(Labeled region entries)
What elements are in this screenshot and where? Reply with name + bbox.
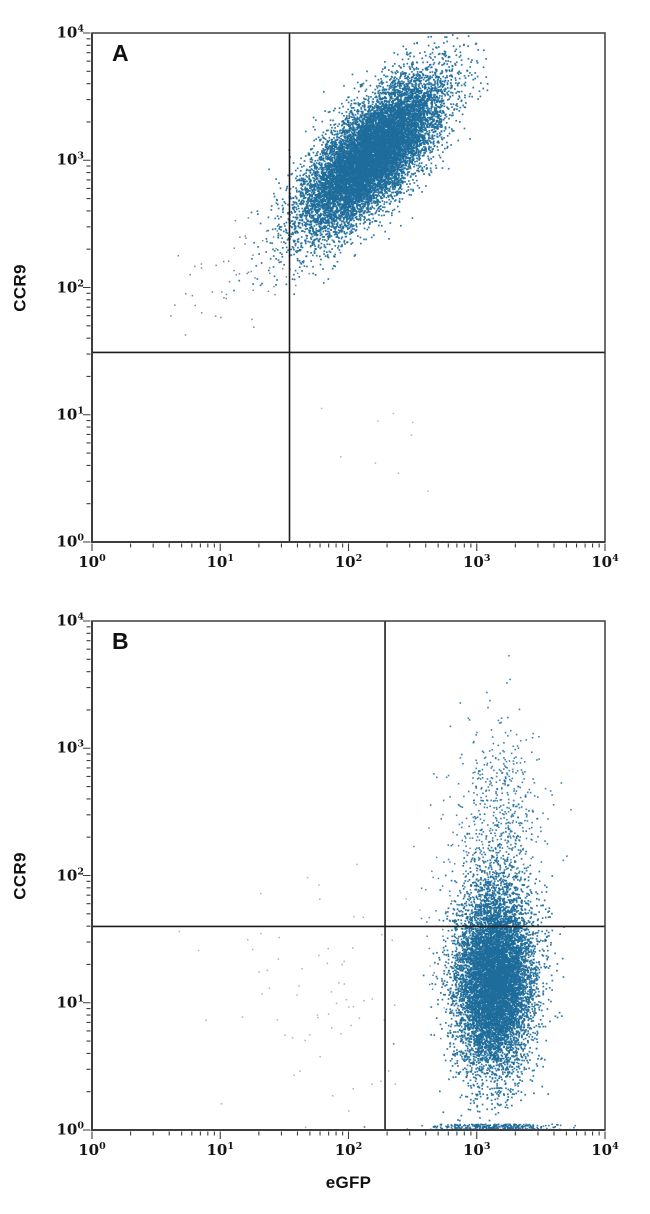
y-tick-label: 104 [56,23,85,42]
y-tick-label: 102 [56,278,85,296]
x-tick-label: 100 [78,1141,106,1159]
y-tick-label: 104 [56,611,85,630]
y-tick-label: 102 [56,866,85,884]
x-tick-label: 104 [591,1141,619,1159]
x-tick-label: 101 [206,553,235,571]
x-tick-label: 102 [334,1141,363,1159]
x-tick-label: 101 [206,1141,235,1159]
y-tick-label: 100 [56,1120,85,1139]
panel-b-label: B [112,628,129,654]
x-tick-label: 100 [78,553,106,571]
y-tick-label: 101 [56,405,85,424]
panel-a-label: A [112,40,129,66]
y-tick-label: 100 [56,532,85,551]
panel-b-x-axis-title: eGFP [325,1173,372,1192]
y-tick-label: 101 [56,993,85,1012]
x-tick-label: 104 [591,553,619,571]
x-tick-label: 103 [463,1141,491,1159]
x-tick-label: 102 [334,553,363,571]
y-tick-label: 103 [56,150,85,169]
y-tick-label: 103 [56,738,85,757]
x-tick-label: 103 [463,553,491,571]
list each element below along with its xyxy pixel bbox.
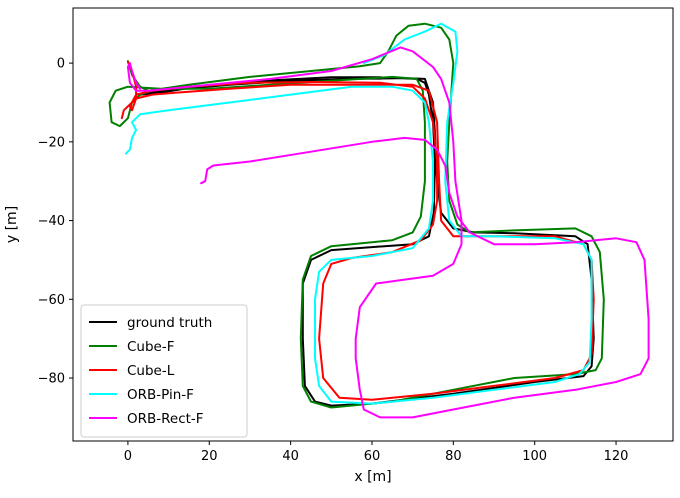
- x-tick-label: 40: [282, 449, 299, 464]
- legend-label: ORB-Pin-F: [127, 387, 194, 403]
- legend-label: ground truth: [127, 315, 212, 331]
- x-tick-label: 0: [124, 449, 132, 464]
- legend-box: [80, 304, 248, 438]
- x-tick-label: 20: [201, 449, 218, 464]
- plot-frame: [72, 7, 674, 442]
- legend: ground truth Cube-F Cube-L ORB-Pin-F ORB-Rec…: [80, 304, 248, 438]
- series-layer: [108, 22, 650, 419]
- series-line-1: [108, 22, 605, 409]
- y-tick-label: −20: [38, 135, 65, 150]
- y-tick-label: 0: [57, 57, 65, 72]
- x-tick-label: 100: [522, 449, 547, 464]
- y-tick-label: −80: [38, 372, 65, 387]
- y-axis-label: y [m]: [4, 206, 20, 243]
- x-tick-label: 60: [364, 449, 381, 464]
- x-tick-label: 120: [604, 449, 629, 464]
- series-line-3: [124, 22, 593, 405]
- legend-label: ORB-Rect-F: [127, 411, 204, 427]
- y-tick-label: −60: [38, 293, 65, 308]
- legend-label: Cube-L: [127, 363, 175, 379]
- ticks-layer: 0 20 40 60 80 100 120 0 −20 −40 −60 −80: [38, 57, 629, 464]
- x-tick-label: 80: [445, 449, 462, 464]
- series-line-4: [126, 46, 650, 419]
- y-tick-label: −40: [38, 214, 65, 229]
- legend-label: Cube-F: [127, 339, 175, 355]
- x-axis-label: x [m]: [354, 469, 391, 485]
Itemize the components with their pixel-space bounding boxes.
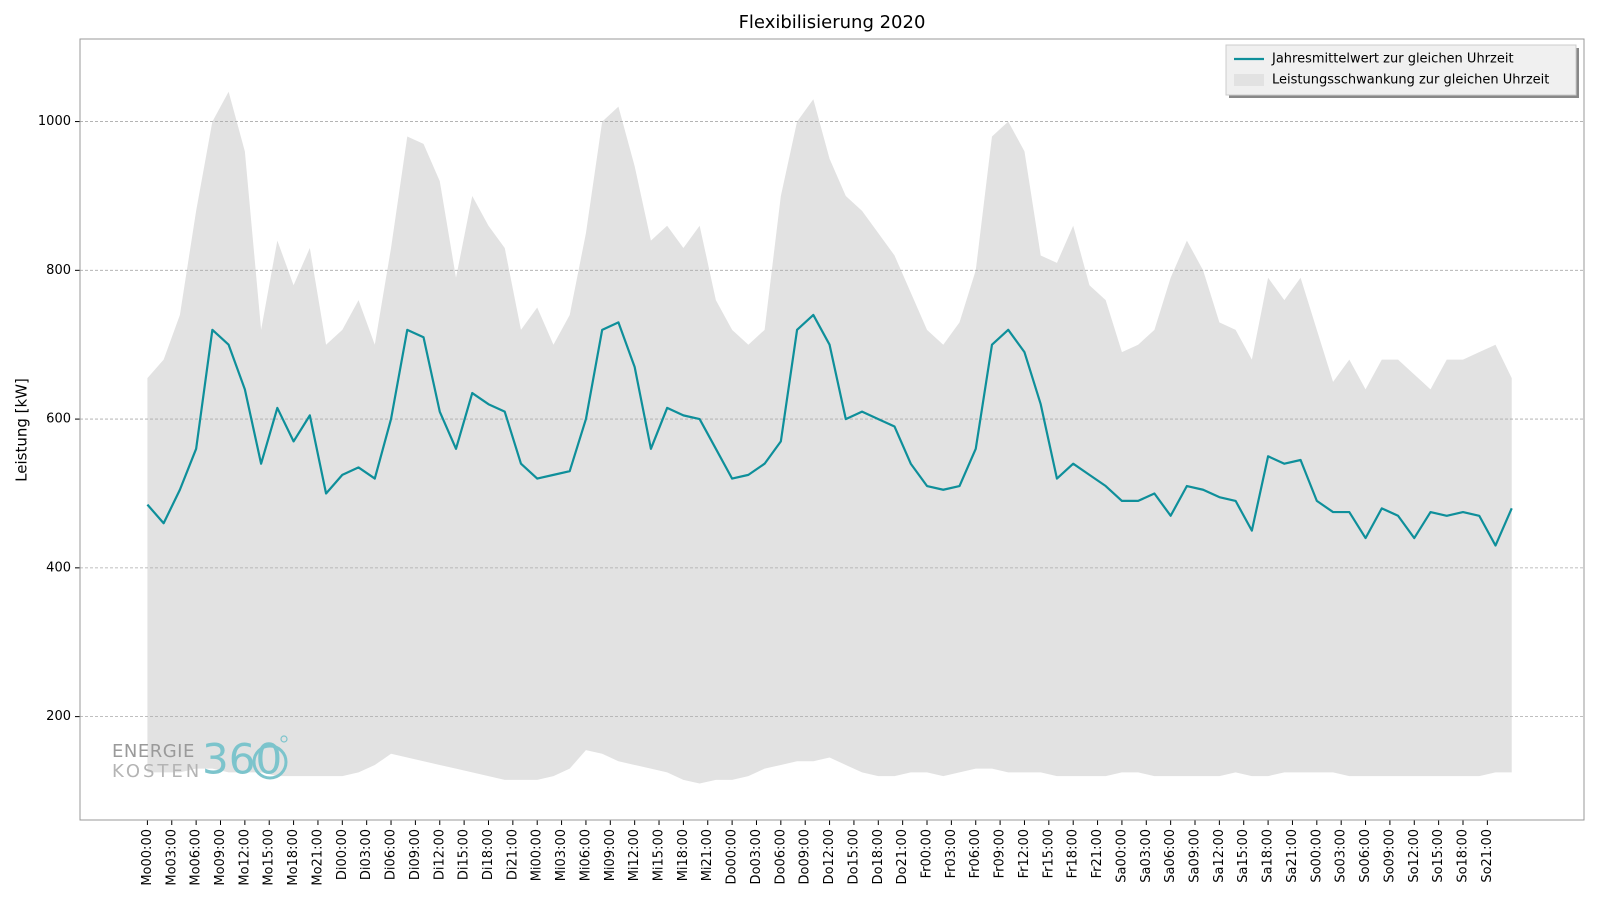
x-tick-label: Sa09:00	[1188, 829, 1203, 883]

* [Exercise details] Could you update the entries starting at the line with "y-tick-label: 104 [56,23,85,42]" and ending at the line with "x-tick-label: 102 [334,553,363,571]", replacing "y-tick-label" with "y-axis-tick" and leaving everything else unchanged? Return only those lines.

* [Task response]
y-axis-tick: 104 [56,23,85,42]
y-axis-tick: 102 [56,278,85,296]
x-tick-label: 100 [78,1141,106,1159]
y-axis-tick: 104 [56,611,85,630]
y-axis-tick: 102 [56,866,85,884]
x-tick-label: 104 [591,1141,619,1159]
x-tick-label: 101 [206,553,235,571]
x-tick-label: 102 [334,1141,363,1159]
x-tick-label: 101 [206,1141,235,1159]
y-axis-tick: 100 [56,1120,85,1139]
panel-b-label: B [112,628,129,654]
x-tick-label: 100 [78,553,106,571]
y-axis-tick: 101 [56,405,85,424]
panel-a-label: A [112,40,129,66]
y-axis-tick: 100 [56,532,85,551]
panel-b-x-axis-title: eGFP [325,1173,372,1192]
y-axis-tick: 101 [56,993,85,1012]
x-tick-label: 104 [591,553,619,571]
x-tick-label: 103 [463,1141,491,1159]
x-tick-label: 102 [334,553,363,571]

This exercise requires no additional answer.